▶ [DIRECTIONS FOR THIS TASK]: Copy each record exactly as it reads, leaving out any pictures it holds.

▶ [DATA LISTING]:
........

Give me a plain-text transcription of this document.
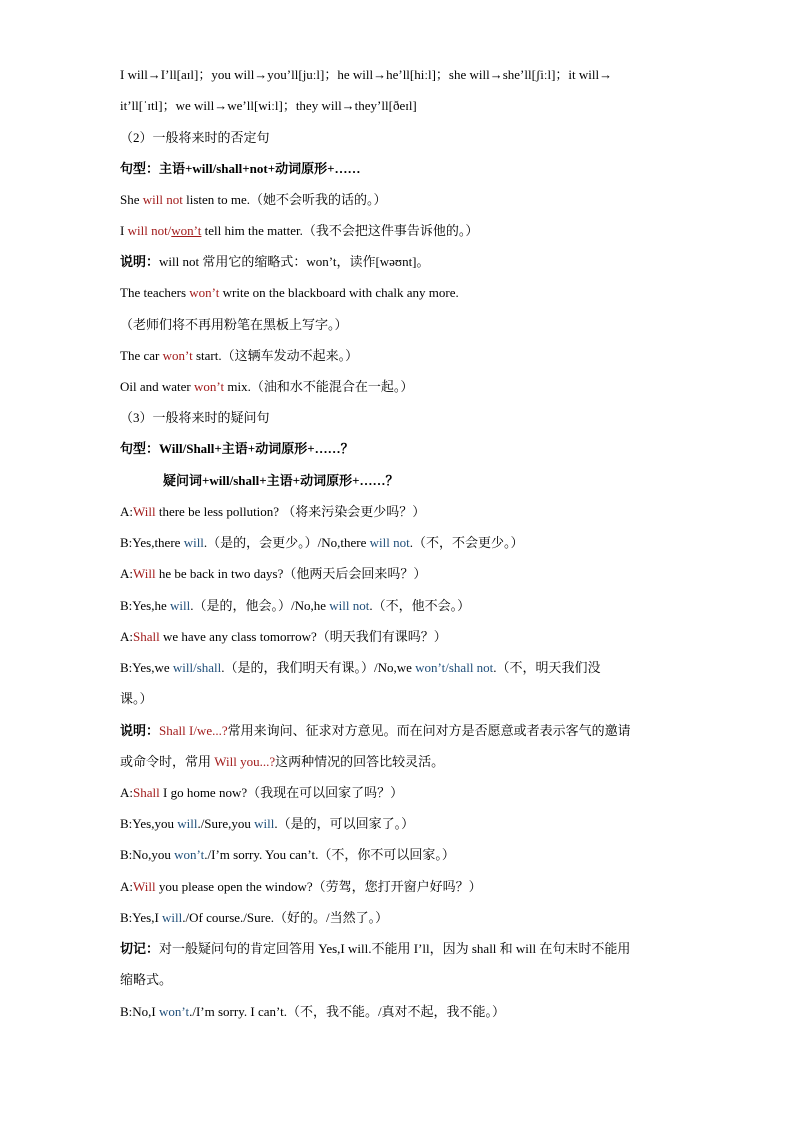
I will→I’ll[aɪl]；you will→you’ll[juːl]；he will→he’ll[hiːl]；she will→she’ll[ʃiːl]；it will→
it’ll[ˈɪtl]；we will→we’ll[wiːl]；they will→they’ll[ðeɪl]
（2）一般将来时的否定句
句型：主语+will/shall+not+动词原形+……
She will not listen to me.（她不会听我的话的。）
I will not/won’t tell him the matter.（我不会把这件事告诉他的。）
说明：will not 常用它的缩略式：won’t，读作[wəʊnt]。
The teachers won’t write on the blackboard with chalk any more.
（老师们将不再用粉笔在黑板上写字。）
The car won’t start.（这辆车发动不起来。）
Oil and water won’t mix.（油和水不能混合在一起。）
（3）一般将来时的疑问句
句型：Will/Shall+主语+动词原形+……？
疑问词+will/shall+主语+动词原形+……？
A:Will there be less pollution? （将来污染会更少吗？）
B:Yes,there will.（是的，会更少。）/No,there will not.（不，不会更少。）
A:Will he be back in two days?（他两天后会回来吗？）
B:Yes,he will.（是的，他会。）/No,he will not.（不，他不会。）
A:Shall we have any class tomorrow?（明天我们有课吗？）
B:Yes,we will/shall.（是的，我们明天有课。）/No,we won’t/shall not.（不，明天我们没
课。）
说明：Shall I/we...?常用来询问、征求对方意见。而在问对方是否愿意或者表示客气的邀请
或命令时，常用 Will you...?这两种情况的回答比较灵活。
A:Shall I go home now?（我现在可以回家了吗？）
B:Yes,you will./Sure,you will.（是的，可以回家了。）
B:No,you won’t./I’m sorry. You can’t.（不，你不可以回家。）
A:Will you please open the window?（劳驾，您打开窗户好吗？）
B:Yes,I will./Of course./Sure.（好的。/当然了。）
切记：对一般疑问句的肯定回答用 Yes,I will.不能用 I’ll，因为 shall 和 will 在句末时不能用
缩略式。
B:No,I won’t./I’m sorry. I can’t.（不，我不能。/真对不起，我不能。）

........

▶ [EXERCISE RESULT]:
Give me a plain-text transcription of this document.
I will→I’ll[aɪl]；you will→you’ll[juːl]；he will→he’ll[hiːl]；she will→she’ll[ʃiːl]；it will→
it’ll[ˈɪtl]；we will→we’ll[wiːl]；they will→they’ll[ðeɪl]
（2）一般将来时的否定句
句型：主语+will/shall+not+动词原形+……
She will not listen to me.（她不会听我的话的。）
I will not/won’t tell him the matter.（我不会把这件事告诉他的。）
说明：will not 常用它的缩略式：won’t，读作[wəʊnt]。
The teachers won’t write on the blackboard with chalk any more.
（老师们将不再用粉笔在黑板上写字。）
The car won’t start.（这辆车发动不起来。）
Oil and water won’t mix.（油和水不能混合在一起。）
（3）一般将来时的疑问句
句型：Will/Shall+主语+动词原形+……？
疑问词+will/shall+主语+动词原形+……？
A:Will there be less pollution? （将来污染会更少吗？）
B:Yes,there will.（是的，会更少。）/No,there will not.（不，不会更少。）
A:Will he be back in two days?（他两天后会回来吗？）
B:Yes,he will.（是的，他会。）/No,he will not.（不，他不会。）
A:Shall we have any class tomorrow?（明天我们有课吗？）
B:Yes,we will/shall.（是的，我们明天有课。）/No,we won’t/shall not.（不，明天我们没
课。）
说明：Shall I/we...?常用来询问、征求对方意见。而在问对方是否愿意或者表示客气的邀请
或命令时，常用 Will you...?这两种情况的回答比较灵活。
A:Shall I go home now?（我现在可以回家了吗？）
B:Yes,you will./Sure,you will.（是的，可以回家了。）
B:No,you won’t./I’m sorry. You can’t.（不，你不可以回家。）
A:Will you please open the window?（劳驾，您打开窗户好吗？）
B:Yes,I will./Of course./Sure.（好的。/当然了。）
切记：对一般疑问句的肯定回答用 Yes,I will.不能用 I’ll，因为 shall 和 will 在句末时不能用
缩略式。
B:No,I won’t./I’m sorry. I can’t.（不，我不能。/真对不起，我不能。）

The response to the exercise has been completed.